_GIVEN TASK_:
Search the material below for the string "soap" and list each line that holds it.

Collected data entries

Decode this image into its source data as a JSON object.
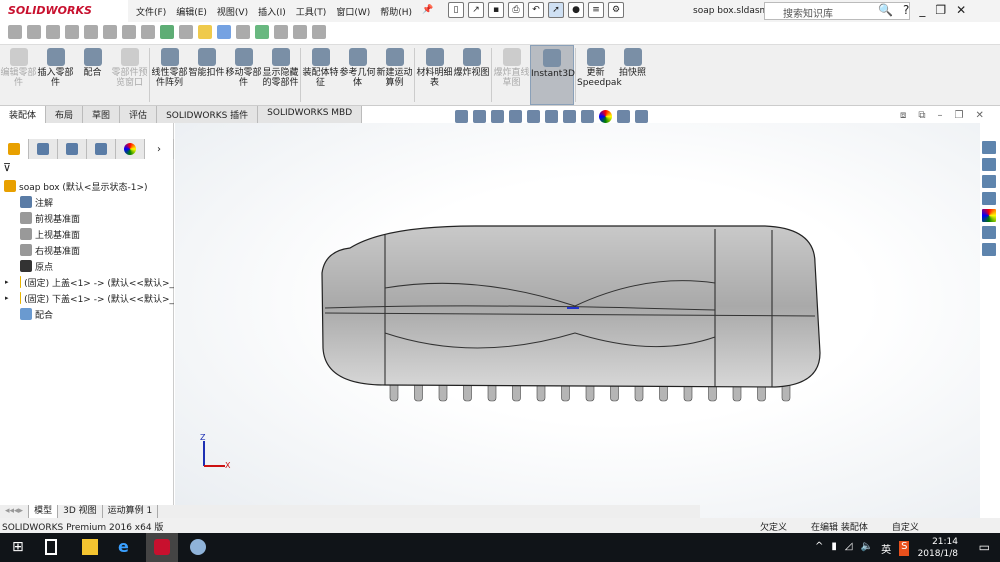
{
  "app": {
    "logo": "SOLIDWORKS",
    "file_name": "soap box.sldasm"
  },
  "menu": [
    "文件(F)",
    "编辑(E)",
    "视图(V)",
    "插入(I)",
    "工具(T)",
    "窗口(W)",
    "帮助(H)"
  ],
  "search": {
    "placeholder": "搜索知识库"
  },
  "ribbon": [
    {
      "label": "编辑零部件",
      "disabled": true
    },
    {
      "label": "插入零部件",
      "disabled": false
    },
    {
      "label": "配合",
      "disabled": false
    },
    {
      "label": "零部件预览窗口",
      "disabled": true
    },
    {
      "label": "线性零部件阵列",
      "disabled": false
    },
    {
      "label": "智能扣件",
      "disabled": false
    },
    {
      "label": "移动零部件",
      "disabled": false
    },
    {
      "label": "显示隐藏的零部件",
      "disabled": false
    },
    {
      "label": "装配体特征",
      "disabled": false
    },
    {
      "label": "参考几何体",
      "disabled": false
    },
    {
      "label": "新建运动算例",
      "disabled": false
    },
    {
      "label": "材料明细表",
      "disabled": false
    },
    {
      "label": "爆炸视图",
      "disabled": false
    },
    {
      "label": "爆炸直线草图",
      "disabled": true
    },
    {
      "label": "Instant3D",
      "disabled": false,
      "selected": true
    },
    {
      "label": "更新Speedpak",
      "disabled": false
    },
    {
      "label": "拍快照",
      "disabled": false
    }
  ],
  "tabs": [
    "装配体",
    "布局",
    "草图",
    "评估",
    "SOLIDWORKS 插件",
    "SOLIDWORKS MBD"
  ],
  "tree": [
    {
      "label": "soap box  (默认<显示状态-1>)",
      "level": 0,
      "icon": "assembly-icon"
    },
    {
      "label": "注解",
      "level": 1,
      "icon": "annotation-icon"
    },
    {
      "label": "前视基准面",
      "level": 1,
      "icon": "plane-icon"
    },
    {
      "label": "上视基准面",
      "level": 1,
      "icon": "plane-icon"
    },
    {
      "label": "右视基准面",
      "level": 1,
      "icon": "plane-icon"
    },
    {
      "label": "原点",
      "level": 1,
      "icon": "origin-icon"
    },
    {
      "label": "(固定) 上盖<1> -> (默认<<默认>_",
      "level": 1,
      "icon": "part-icon",
      "expand": true
    },
    {
      "label": "(固定) 下盖<1> -> (默认<<默认>_",
      "level": 1,
      "icon": "part-icon",
      "expand": true
    },
    {
      "label": "配合",
      "level": 1,
      "icon": "mates-icon"
    }
  ],
  "bottom_tabs": [
    "模型",
    "3D 视图",
    "运动算例 1"
  ],
  "status": {
    "left": "SOLIDWORKS Premium 2016 x64 版",
    "items": [
      "欠定义",
      "在编辑 装配体",
      "自定义"
    ]
  },
  "triad": {
    "z": "Z",
    "x": "X"
  },
  "taskbar": {
    "time": "21:14",
    "date": "2018/1/8",
    "ime": "英"
  }
}
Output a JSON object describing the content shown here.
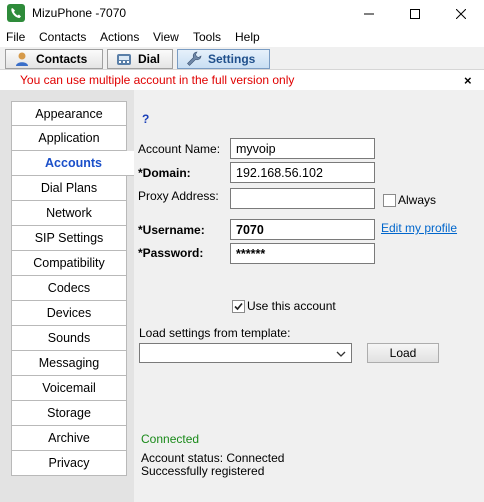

_THE OUTPUT_:
    "file_name": "soap box.sldasm"
      "label": "soap box  (默认<显示状态-1>)",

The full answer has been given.